**Task goal**. Look through the lines below and state how many hold the word "renewal". Write only the number.

**Extracted material**.
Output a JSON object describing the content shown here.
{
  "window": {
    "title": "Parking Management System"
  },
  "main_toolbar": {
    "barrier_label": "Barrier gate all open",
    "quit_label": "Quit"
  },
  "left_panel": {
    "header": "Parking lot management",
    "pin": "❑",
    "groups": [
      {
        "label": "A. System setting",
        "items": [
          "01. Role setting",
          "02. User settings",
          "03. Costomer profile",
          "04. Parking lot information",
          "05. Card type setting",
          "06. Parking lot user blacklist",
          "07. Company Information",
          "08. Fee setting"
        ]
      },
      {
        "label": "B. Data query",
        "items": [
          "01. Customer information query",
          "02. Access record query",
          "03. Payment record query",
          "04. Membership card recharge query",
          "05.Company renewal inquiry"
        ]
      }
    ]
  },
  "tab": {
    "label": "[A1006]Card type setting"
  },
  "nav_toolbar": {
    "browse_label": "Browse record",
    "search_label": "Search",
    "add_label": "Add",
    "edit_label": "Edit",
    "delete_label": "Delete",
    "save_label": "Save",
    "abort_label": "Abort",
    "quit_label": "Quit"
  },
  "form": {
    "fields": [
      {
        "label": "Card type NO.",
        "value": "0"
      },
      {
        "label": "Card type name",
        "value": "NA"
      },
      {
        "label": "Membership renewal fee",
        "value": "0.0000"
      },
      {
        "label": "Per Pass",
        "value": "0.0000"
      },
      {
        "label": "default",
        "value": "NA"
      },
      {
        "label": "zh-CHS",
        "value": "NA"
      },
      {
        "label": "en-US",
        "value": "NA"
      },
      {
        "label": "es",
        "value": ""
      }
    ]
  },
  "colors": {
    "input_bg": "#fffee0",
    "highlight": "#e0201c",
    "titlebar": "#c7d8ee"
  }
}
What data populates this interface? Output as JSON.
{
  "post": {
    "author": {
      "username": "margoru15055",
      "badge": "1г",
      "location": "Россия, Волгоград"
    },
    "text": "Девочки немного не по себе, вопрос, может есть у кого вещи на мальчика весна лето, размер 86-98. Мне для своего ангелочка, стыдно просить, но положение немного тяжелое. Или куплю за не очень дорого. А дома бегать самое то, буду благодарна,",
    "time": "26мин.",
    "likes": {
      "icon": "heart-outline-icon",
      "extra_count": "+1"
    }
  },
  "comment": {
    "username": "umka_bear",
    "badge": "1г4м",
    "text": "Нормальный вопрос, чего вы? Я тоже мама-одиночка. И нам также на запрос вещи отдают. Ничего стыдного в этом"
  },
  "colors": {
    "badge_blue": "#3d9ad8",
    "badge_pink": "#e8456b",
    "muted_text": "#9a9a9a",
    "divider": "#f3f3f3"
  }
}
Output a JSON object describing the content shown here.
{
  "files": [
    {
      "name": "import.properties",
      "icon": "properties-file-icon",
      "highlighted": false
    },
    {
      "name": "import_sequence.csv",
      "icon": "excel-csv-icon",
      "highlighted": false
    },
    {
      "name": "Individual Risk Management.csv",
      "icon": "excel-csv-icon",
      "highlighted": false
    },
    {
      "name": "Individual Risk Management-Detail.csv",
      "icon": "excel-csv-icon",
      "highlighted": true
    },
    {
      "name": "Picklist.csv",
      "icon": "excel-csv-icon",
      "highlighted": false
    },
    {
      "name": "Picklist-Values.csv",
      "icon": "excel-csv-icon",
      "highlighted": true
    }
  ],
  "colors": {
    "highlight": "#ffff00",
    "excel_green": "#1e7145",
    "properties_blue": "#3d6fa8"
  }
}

**Task output**. 2